**TASK DETAILS**
Go through the lines below and copy each one that holds the string "Carlos".

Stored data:
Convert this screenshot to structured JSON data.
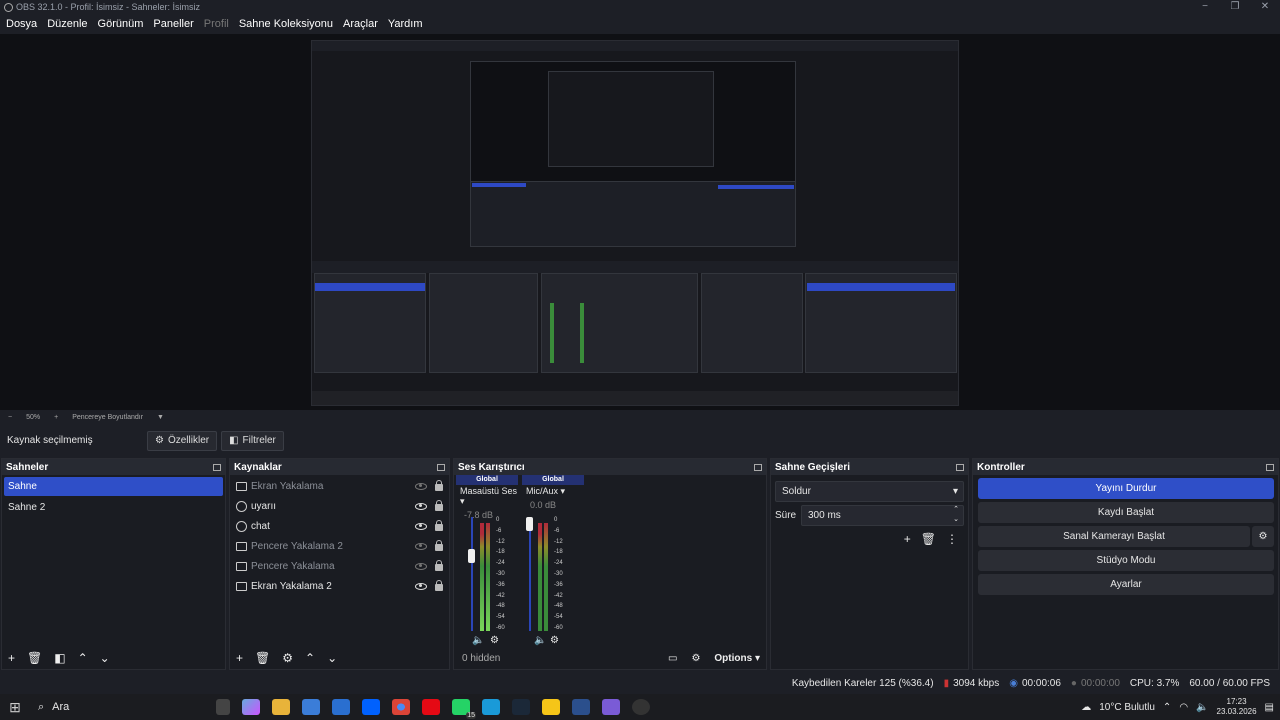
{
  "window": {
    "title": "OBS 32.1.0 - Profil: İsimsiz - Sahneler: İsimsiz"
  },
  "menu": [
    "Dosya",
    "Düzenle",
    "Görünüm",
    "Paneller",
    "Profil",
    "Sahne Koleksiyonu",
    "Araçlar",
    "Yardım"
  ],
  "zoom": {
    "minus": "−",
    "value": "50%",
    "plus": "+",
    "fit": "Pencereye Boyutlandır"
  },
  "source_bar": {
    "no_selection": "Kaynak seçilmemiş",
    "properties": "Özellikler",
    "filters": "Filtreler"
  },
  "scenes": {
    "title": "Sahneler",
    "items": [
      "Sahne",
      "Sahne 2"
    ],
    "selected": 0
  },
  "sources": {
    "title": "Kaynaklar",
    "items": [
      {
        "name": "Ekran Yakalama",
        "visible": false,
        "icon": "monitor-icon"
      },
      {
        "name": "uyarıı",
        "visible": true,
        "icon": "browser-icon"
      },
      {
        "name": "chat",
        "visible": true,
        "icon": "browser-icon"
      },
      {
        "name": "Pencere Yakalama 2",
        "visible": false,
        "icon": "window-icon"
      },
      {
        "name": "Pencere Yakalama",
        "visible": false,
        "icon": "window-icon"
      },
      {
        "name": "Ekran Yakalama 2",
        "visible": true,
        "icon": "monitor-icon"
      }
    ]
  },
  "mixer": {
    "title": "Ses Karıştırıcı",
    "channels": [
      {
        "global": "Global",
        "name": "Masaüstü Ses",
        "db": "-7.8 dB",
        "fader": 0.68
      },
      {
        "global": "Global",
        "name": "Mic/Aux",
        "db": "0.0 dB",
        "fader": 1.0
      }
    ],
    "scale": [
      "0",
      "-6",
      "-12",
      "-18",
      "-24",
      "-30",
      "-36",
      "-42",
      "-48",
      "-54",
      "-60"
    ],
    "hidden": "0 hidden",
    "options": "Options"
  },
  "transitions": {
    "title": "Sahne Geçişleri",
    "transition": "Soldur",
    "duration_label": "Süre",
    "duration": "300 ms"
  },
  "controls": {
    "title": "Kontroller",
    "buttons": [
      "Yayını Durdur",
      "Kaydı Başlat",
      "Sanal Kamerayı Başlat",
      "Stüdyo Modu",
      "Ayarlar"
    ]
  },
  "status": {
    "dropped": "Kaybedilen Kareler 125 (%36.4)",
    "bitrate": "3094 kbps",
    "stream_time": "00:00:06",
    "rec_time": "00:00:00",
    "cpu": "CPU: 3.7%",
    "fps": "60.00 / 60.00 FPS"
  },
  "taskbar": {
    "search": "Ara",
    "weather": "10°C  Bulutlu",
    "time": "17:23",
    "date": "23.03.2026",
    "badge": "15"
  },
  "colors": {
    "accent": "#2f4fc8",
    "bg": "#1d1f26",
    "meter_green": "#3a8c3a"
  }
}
* * *
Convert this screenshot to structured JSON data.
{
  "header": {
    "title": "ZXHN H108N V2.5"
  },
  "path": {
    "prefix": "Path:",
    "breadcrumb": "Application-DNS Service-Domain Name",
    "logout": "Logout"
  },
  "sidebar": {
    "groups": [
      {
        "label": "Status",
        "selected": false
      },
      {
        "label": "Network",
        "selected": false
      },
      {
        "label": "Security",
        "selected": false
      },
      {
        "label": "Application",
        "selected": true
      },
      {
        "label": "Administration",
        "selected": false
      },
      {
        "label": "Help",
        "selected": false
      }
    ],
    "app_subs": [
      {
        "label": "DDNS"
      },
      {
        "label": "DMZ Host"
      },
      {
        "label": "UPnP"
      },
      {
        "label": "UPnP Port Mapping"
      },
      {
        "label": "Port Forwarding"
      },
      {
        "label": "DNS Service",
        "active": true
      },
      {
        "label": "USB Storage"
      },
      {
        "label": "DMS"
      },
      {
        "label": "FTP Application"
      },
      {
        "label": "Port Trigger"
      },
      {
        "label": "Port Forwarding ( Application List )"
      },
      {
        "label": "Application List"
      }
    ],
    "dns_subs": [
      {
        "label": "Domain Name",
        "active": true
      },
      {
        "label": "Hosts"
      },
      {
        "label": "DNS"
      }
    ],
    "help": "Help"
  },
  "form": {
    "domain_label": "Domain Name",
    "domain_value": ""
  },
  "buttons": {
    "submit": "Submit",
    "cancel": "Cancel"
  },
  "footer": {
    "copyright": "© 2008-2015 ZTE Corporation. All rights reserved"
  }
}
* * *
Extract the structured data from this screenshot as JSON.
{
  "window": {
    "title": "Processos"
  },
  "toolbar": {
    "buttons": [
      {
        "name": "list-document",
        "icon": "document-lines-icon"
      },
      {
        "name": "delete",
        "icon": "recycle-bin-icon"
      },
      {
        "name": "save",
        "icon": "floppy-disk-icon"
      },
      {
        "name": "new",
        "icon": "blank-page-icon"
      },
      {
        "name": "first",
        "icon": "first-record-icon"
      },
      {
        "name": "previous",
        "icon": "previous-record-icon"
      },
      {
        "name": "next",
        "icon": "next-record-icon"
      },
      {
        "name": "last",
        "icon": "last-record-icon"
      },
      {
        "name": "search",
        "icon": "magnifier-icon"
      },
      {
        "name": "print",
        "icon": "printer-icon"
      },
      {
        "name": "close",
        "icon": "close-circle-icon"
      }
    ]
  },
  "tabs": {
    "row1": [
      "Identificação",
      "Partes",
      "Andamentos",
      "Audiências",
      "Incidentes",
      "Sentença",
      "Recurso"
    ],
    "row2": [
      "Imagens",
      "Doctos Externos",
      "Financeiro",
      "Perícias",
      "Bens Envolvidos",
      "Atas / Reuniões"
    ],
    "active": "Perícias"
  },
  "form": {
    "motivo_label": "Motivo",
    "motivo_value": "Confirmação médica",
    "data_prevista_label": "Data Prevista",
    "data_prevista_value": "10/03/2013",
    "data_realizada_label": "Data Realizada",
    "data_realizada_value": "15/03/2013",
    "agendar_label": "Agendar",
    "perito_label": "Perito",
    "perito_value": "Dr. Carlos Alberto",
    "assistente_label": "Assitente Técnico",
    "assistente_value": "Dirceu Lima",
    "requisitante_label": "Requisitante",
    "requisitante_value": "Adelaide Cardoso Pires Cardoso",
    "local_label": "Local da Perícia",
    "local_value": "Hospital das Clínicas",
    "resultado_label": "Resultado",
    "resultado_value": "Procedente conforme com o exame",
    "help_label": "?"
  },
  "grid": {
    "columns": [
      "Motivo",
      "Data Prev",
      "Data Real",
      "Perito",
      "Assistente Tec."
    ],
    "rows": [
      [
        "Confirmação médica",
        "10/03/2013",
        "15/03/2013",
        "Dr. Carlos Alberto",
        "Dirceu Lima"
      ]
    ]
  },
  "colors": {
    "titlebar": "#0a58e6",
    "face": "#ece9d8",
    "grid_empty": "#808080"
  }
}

**TASK RESPONSE**
    "perito_value": "Dr. Carlos Alberto",
        "Dr. Carlos Alberto",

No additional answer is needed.